* start EXERCISE INPUT *

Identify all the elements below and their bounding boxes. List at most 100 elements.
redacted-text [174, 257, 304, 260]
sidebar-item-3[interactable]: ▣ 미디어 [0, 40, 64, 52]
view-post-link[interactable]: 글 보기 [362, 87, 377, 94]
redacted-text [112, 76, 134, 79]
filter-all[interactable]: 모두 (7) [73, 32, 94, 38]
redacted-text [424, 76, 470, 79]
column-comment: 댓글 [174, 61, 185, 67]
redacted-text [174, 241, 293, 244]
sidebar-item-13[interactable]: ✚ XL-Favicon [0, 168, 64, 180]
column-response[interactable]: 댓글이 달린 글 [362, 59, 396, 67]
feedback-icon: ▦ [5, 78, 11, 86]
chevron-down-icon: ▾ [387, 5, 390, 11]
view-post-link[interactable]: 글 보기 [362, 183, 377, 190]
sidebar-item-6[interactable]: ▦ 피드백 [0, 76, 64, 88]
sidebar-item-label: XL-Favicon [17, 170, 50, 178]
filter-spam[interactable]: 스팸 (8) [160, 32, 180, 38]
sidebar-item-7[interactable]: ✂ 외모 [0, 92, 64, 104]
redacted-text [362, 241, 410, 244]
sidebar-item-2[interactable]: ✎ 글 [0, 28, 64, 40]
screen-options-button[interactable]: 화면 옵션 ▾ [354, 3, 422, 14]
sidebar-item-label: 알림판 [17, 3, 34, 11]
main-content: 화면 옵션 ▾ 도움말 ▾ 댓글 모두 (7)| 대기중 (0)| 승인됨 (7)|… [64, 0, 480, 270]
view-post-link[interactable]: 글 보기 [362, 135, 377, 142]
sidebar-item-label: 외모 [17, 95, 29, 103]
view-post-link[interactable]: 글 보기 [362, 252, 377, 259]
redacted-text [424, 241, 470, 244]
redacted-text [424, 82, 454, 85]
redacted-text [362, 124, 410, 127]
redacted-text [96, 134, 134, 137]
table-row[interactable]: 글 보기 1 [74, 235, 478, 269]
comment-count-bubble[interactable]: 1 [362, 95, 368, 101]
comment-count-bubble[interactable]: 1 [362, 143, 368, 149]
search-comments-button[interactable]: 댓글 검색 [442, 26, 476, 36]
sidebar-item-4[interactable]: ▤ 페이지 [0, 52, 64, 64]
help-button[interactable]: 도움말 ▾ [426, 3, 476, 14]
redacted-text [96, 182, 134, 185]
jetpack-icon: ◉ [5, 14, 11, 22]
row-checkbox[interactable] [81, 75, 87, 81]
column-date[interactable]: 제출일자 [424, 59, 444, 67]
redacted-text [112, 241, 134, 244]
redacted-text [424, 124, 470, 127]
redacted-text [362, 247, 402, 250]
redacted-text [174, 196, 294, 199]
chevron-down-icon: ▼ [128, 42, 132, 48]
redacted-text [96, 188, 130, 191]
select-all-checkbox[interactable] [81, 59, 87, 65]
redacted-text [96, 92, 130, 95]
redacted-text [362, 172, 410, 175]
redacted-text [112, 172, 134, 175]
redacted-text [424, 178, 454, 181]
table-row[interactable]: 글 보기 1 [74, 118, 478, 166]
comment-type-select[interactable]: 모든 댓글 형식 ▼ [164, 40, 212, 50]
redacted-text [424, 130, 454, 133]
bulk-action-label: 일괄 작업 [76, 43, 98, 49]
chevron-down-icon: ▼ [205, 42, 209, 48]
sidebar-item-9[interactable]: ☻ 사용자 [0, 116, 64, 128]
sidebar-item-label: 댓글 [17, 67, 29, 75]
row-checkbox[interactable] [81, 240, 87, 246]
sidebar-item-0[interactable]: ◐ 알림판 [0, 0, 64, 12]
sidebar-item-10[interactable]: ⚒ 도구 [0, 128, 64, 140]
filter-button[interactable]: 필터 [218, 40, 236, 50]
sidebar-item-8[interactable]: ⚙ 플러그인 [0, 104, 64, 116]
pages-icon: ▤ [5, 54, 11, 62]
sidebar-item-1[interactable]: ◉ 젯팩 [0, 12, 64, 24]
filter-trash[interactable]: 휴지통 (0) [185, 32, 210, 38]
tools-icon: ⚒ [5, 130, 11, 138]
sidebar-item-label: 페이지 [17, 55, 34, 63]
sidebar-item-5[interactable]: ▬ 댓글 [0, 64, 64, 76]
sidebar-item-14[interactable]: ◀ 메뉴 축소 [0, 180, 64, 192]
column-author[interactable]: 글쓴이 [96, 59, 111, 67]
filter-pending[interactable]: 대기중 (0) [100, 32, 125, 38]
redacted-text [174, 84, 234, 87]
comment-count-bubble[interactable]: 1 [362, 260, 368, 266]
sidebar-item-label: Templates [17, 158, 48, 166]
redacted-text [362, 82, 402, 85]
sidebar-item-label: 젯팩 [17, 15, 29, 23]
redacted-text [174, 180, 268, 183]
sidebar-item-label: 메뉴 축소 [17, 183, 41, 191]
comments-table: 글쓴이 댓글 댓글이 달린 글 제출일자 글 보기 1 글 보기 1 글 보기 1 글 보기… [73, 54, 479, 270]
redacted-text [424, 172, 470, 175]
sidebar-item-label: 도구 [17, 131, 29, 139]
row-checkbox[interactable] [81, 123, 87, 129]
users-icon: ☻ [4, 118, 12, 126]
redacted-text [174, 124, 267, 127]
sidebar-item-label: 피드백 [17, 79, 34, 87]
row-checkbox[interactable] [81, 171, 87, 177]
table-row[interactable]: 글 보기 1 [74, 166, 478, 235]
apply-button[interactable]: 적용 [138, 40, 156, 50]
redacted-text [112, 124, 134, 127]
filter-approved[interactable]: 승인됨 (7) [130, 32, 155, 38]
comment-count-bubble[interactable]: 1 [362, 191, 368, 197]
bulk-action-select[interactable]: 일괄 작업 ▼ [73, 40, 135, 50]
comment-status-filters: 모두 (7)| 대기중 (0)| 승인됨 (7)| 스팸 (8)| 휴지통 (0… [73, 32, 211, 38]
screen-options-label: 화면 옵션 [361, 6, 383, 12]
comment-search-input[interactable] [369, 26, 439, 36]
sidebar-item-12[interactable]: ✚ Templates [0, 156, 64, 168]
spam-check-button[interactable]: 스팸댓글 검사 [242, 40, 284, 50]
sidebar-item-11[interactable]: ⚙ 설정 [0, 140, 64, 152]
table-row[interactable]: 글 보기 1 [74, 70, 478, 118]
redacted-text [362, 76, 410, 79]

* end EXERCISE INPUT *

*CHALLENGE*
List every line of the entries above that contains the string "bulk". Letter case counts.

*EXERCISE RESPONSE*
bulk-action-label: 일괄 작업 [76, 43, 98, 49]
bulk-action-select[interactable]: 일괄 작업 ▼ [73, 40, 135, 50]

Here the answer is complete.